» What is needed:
Make a verbatim copy of the entries below; pictures stay out.

* BEGIN Data for this exercise *

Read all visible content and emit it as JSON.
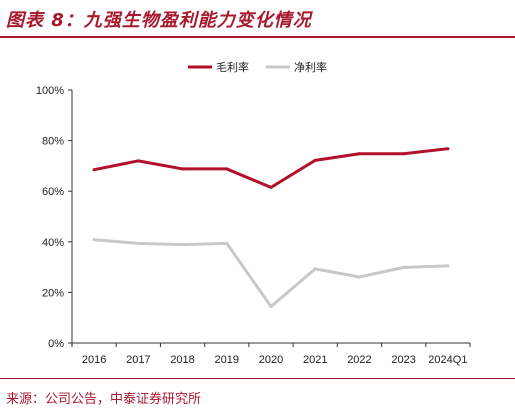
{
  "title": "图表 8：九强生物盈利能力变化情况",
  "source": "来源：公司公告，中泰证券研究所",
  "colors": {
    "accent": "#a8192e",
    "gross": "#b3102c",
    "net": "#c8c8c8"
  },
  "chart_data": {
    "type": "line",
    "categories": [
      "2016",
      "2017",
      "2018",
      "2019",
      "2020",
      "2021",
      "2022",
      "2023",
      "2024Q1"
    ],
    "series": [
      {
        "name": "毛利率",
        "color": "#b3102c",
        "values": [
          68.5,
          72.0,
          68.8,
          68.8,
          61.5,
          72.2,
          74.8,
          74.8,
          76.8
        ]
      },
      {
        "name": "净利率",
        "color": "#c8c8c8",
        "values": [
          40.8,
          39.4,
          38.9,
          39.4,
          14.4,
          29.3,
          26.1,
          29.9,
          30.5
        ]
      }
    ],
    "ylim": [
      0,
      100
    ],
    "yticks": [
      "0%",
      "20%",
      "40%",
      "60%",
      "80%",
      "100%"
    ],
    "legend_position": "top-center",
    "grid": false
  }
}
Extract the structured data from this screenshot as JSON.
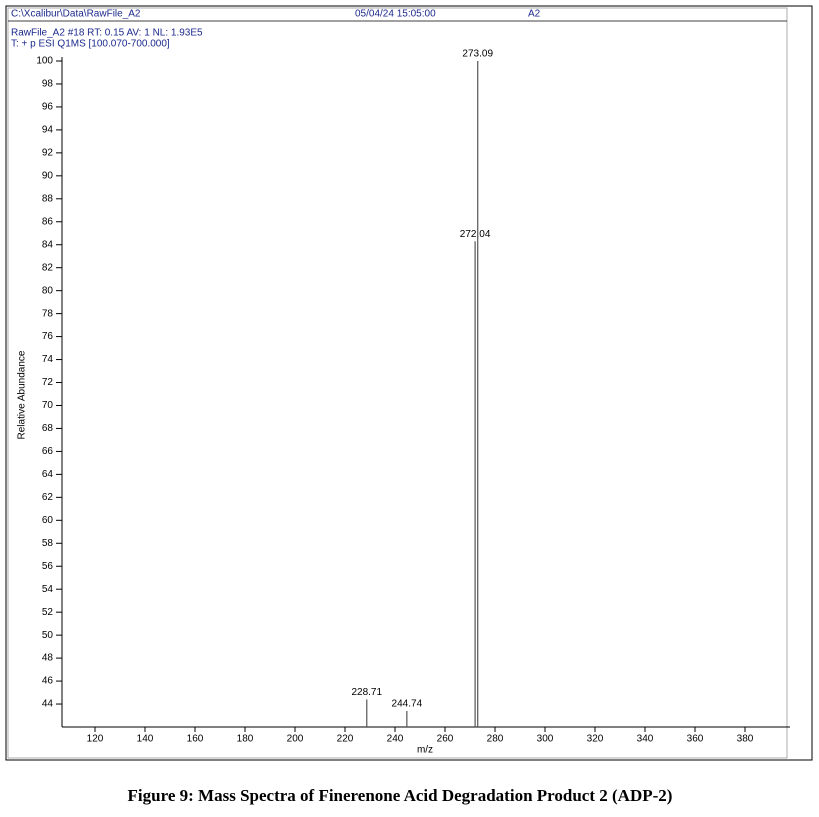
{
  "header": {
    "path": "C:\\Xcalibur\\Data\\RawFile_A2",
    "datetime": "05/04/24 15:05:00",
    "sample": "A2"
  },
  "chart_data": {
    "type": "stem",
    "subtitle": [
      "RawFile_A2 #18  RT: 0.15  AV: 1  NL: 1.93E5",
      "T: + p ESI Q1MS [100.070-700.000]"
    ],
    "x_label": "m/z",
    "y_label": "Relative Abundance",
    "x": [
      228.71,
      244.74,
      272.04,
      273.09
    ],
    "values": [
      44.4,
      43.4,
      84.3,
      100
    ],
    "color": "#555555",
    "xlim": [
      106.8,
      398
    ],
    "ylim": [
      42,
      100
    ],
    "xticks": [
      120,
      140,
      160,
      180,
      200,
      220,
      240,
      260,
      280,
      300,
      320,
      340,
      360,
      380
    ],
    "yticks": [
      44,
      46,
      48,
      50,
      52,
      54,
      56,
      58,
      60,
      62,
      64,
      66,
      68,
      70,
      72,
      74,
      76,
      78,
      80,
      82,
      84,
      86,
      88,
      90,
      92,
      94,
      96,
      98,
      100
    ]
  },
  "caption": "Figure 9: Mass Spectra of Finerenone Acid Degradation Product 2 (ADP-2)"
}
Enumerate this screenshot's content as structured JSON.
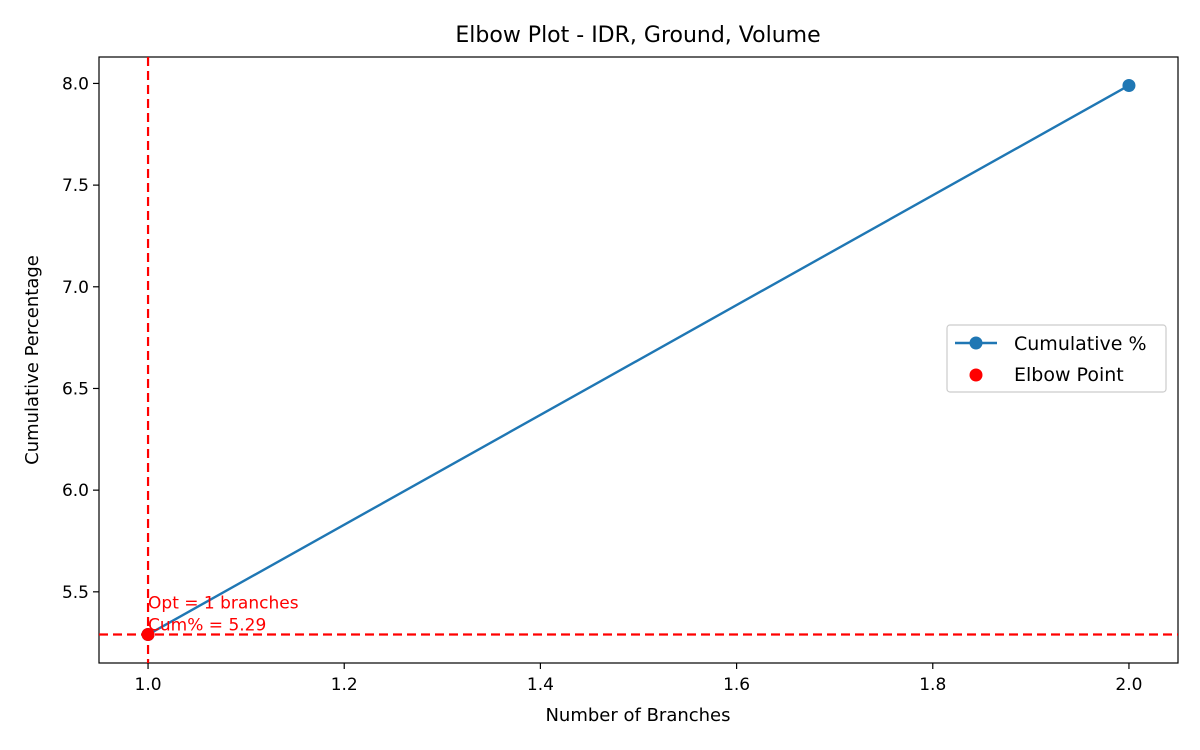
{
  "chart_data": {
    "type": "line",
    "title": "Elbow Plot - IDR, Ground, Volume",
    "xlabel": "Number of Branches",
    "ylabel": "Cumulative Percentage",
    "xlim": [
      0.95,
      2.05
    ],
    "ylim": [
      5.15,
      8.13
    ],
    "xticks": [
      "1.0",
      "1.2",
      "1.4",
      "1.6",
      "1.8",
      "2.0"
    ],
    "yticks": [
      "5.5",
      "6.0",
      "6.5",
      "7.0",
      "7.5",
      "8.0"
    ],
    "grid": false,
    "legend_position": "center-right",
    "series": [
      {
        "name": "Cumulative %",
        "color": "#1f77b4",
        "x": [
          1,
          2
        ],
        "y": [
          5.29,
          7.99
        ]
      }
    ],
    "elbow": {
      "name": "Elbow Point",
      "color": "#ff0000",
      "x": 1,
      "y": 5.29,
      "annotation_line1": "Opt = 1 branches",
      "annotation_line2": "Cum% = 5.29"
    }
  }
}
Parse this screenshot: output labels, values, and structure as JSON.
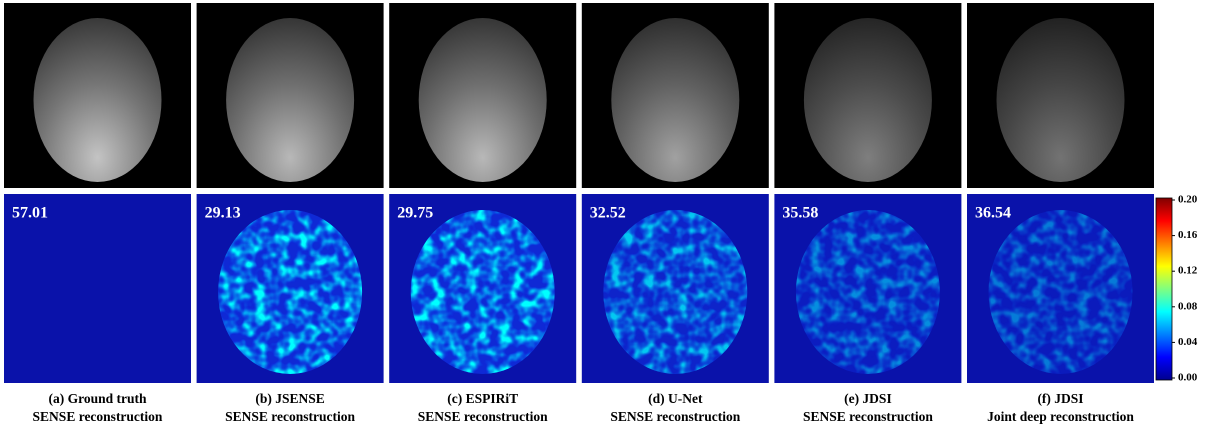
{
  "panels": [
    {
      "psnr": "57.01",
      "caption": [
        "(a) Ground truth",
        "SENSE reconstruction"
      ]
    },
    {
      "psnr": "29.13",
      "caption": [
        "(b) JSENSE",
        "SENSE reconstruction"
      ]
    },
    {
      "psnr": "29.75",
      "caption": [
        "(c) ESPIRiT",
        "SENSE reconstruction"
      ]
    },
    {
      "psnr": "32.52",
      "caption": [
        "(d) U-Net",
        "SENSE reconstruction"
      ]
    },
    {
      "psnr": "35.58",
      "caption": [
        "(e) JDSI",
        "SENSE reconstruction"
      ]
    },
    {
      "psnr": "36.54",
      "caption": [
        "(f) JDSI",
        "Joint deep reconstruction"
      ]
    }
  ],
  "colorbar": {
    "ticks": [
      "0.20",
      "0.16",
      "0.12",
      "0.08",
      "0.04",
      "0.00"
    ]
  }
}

* END Data for this exercise *

» Answer to the task:
Read all visible content and emit it as JSON.
{
  "title": "图表 8：九强生物盈利能力变化情况",
  "source": "来源：公司公告，中泰证券研究所",
  "colors": {
    "accent": "#a8192e",
    "gross": "#b3102c",
    "net": "#c8c8c8"
  },
  "chart_data": {
    "type": "line",
    "categories": [
      "2016",
      "2017",
      "2018",
      "2019",
      "2020",
      "2021",
      "2022",
      "2023",
      "2024Q1"
    ],
    "series": [
      {
        "name": "毛利率",
        "color": "#b3102c",
        "values": [
          68.5,
          72.0,
          68.8,
          68.8,
          61.5,
          72.2,
          74.8,
          74.8,
          76.8
        ]
      },
      {
        "name": "净利率",
        "color": "#c8c8c8",
        "values": [
          40.8,
          39.4,
          38.9,
          39.4,
          14.4,
          29.3,
          26.1,
          29.9,
          30.5
        ]
      }
    ],
    "ylim": [
      0,
      100
    ],
    "yticks": [
      "0%",
      "20%",
      "40%",
      "60%",
      "80%",
      "100%"
    ],
    "legend_position": "top-center",
    "grid": false
  }
}
Extract the structured data from this screenshot as JSON.
{
  "header": {
    "path": "C:\\Xcalibur\\Data\\RawFile_A2",
    "datetime": "05/04/24 15:05:00",
    "sample": "A2"
  },
  "chart_data": {
    "type": "stem",
    "subtitle": [
      "RawFile_A2 #18  RT: 0.15  AV: 1  NL: 1.93E5",
      "T: + p ESI Q1MS [100.070-700.000]"
    ],
    "x_label": "m/z",
    "y_label": "Relative Abundance",
    "x": [
      228.71,
      244.74,
      272.04,
      273.09
    ],
    "values": [
      44.4,
      43.4,
      84.3,
      100
    ],
    "color": "#555555",
    "xlim": [
      106.8,
      398
    ],
    "ylim": [
      42,
      100
    ],
    "xticks": [
      120,
      140,
      160,
      180,
      200,
      220,
      240,
      260,
      280,
      300,
      320,
      340,
      360,
      380
    ],
    "yticks": [
      44,
      46,
      48,
      50,
      52,
      54,
      56,
      58,
      60,
      62,
      64,
      66,
      68,
      70,
      72,
      74,
      76,
      78,
      80,
      82,
      84,
      86,
      88,
      90,
      92,
      94,
      96,
      98,
      100
    ]
  },
  "caption": "Figure 9: Mass Spectra of Finerenone Acid Degradation Product 2 (ADP-2)"
}
Enumerate this screenshot's content as structured JSON.
{
  "chart_data": {
    "type": "line",
    "title": "Elbow Plot - IDR, Ground, Volume",
    "xlabel": "Number of Branches",
    "ylabel": "Cumulative Percentage",
    "xlim": [
      0.95,
      2.05
    ],
    "ylim": [
      5.15,
      8.13
    ],
    "xticks": [
      "1.0",
      "1.2",
      "1.4",
      "1.6",
      "1.8",
      "2.0"
    ],
    "yticks": [
      "5.5",
      "6.0",
      "6.5",
      "7.0",
      "7.5",
      "8.0"
    ],
    "grid": false,
    "legend_position": "center-right",
    "series": [
      {
        "name": "Cumulative %",
        "color": "#1f77b4",
        "x": [
          1,
          2
        ],
        "y": [
          5.29,
          7.99
        ]
      }
    ],
    "elbow": {
      "name": "Elbow Point",
      "color": "#ff0000",
      "x": 1,
      "y": 5.29,
      "annotation_line1": "Opt = 1 branches",
      "annotation_line2": "Cum% = 5.29"
    }
  }
}
Parse this screenshot: output labels, values, and structure as JSON.
{
  "panels": [
    {
      "psnr": "57.01",
      "caption": [
        "(a) Ground truth",
        "SENSE reconstruction"
      ]
    },
    {
      "psnr": "29.13",
      "caption": [
        "(b) JSENSE",
        "SENSE reconstruction"
      ]
    },
    {
      "psnr": "29.75",
      "caption": [
        "(c) ESPIRiT",
        "SENSE reconstruction"
      ]
    },
    {
      "psnr": "32.52",
      "caption": [
        "(d) U-Net",
        "SENSE reconstruction"
      ]
    },
    {
      "psnr": "35.58",
      "caption": [
        "(e) JDSI",
        "SENSE reconstruction"
      ]
    },
    {
      "psnr": "36.54",
      "caption": [
        "(f) JDSI",
        "Joint deep reconstruction"
      ]
    }
  ],
  "colorbar": {
    "ticks": [
      "0.20",
      "0.16",
      "0.12",
      "0.08",
      "0.04",
      "0.00"
    ]
  }
}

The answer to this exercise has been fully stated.